## [Exercise goal]
Search the material below for the string "panel" and extract each line that has it.

____

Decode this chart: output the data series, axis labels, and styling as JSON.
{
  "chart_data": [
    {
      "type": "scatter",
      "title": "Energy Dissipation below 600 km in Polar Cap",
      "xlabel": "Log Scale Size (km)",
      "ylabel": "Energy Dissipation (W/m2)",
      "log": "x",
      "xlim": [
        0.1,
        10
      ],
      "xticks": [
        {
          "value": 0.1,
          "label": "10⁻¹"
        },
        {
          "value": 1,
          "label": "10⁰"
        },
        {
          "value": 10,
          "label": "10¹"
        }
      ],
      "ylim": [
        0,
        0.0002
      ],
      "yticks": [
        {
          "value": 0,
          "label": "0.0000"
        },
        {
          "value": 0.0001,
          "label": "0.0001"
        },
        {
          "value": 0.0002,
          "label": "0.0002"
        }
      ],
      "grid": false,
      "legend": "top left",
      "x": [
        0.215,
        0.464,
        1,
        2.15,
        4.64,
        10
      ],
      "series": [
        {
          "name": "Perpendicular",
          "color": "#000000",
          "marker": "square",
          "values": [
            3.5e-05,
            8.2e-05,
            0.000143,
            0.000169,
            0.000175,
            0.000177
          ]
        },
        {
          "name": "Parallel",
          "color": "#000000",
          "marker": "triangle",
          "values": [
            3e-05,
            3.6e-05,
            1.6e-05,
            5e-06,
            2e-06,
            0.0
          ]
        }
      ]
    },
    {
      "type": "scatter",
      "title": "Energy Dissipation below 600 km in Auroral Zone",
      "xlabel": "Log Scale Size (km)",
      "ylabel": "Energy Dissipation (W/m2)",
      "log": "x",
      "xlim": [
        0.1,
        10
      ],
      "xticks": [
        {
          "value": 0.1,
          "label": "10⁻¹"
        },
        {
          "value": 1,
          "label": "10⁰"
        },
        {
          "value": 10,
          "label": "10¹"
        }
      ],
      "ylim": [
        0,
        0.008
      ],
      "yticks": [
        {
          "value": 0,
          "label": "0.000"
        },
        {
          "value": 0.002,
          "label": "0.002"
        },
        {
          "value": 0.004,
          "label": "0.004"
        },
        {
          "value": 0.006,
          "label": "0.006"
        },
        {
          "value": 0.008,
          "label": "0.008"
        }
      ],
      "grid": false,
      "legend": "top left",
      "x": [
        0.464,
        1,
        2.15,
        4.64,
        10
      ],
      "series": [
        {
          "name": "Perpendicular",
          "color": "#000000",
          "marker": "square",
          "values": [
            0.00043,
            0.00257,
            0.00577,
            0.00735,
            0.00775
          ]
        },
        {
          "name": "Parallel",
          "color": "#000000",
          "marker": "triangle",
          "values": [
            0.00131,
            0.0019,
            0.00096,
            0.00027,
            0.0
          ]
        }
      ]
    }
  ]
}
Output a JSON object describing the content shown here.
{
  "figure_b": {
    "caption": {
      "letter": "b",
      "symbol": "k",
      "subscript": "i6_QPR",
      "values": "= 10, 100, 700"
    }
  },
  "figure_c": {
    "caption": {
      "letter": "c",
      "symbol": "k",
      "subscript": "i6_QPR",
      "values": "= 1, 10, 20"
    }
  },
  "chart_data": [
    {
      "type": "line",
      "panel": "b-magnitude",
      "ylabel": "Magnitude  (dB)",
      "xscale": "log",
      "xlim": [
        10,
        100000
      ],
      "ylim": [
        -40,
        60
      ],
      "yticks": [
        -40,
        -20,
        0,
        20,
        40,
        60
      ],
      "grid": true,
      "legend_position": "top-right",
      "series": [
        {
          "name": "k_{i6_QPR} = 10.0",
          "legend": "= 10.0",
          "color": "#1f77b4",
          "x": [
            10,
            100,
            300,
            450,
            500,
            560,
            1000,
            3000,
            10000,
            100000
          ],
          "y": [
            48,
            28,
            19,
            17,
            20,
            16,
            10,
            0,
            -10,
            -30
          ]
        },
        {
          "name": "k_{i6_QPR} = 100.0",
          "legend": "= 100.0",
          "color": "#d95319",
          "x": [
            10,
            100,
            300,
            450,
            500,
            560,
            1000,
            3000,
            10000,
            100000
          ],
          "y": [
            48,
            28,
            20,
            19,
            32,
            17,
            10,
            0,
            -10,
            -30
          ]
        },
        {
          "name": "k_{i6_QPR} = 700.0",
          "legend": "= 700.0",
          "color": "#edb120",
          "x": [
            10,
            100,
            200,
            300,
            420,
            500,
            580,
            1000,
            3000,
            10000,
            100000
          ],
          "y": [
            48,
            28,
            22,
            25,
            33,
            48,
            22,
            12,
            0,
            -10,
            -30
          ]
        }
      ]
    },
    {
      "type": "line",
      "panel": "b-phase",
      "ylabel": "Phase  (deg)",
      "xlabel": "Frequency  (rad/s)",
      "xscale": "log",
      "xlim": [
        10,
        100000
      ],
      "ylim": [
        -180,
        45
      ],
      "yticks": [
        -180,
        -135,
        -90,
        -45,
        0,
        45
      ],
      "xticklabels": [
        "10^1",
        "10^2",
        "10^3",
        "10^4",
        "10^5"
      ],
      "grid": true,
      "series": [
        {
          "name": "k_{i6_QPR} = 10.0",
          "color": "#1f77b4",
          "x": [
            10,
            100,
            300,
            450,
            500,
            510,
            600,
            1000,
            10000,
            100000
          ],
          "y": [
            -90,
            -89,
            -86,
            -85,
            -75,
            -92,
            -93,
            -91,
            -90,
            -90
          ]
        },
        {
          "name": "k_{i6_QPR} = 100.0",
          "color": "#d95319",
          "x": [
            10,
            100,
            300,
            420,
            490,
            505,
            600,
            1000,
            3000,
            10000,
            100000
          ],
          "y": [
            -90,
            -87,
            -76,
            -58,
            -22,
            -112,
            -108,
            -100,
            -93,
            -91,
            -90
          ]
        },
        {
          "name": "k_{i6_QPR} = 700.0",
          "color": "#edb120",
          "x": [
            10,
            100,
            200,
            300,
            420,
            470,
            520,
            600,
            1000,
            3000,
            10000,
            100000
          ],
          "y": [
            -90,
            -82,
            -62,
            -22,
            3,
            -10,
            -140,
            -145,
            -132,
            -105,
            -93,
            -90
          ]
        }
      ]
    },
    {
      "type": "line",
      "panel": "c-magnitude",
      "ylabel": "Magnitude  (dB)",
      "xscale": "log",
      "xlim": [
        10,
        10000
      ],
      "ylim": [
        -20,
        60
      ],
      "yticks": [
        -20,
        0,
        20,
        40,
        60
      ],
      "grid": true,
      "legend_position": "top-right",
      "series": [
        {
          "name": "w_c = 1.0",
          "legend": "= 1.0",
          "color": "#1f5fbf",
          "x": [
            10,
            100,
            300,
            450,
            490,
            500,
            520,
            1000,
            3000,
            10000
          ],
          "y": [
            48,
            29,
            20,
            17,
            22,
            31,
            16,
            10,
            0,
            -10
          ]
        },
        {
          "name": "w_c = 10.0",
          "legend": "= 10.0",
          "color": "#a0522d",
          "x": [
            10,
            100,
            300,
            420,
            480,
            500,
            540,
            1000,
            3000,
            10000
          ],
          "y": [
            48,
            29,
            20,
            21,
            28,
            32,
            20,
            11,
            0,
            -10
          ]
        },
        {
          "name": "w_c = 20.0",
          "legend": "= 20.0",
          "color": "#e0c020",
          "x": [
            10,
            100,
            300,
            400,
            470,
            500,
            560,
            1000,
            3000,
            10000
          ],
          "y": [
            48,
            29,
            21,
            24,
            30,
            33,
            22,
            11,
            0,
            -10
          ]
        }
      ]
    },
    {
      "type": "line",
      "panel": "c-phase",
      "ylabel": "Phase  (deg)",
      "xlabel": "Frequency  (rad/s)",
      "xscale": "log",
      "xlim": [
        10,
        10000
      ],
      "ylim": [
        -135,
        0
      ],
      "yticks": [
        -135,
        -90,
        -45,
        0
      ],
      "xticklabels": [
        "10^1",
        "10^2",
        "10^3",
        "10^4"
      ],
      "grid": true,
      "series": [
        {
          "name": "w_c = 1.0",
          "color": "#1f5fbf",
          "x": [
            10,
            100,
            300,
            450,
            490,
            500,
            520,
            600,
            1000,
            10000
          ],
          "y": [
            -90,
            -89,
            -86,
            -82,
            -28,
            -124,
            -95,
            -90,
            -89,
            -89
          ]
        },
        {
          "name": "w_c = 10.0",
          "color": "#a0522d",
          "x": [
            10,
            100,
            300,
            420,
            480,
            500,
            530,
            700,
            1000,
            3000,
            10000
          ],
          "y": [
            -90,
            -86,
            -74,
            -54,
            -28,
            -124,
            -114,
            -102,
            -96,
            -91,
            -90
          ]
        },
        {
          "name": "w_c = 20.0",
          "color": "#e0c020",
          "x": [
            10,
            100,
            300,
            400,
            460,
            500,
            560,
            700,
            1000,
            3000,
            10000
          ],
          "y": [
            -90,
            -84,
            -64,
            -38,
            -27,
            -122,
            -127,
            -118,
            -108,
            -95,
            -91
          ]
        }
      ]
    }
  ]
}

____

## [Finished exercise]
      "panel": "b-magnitude",
      "panel": "b-phase",
      "panel": "c-magnitude",
      "panel": "c-phase",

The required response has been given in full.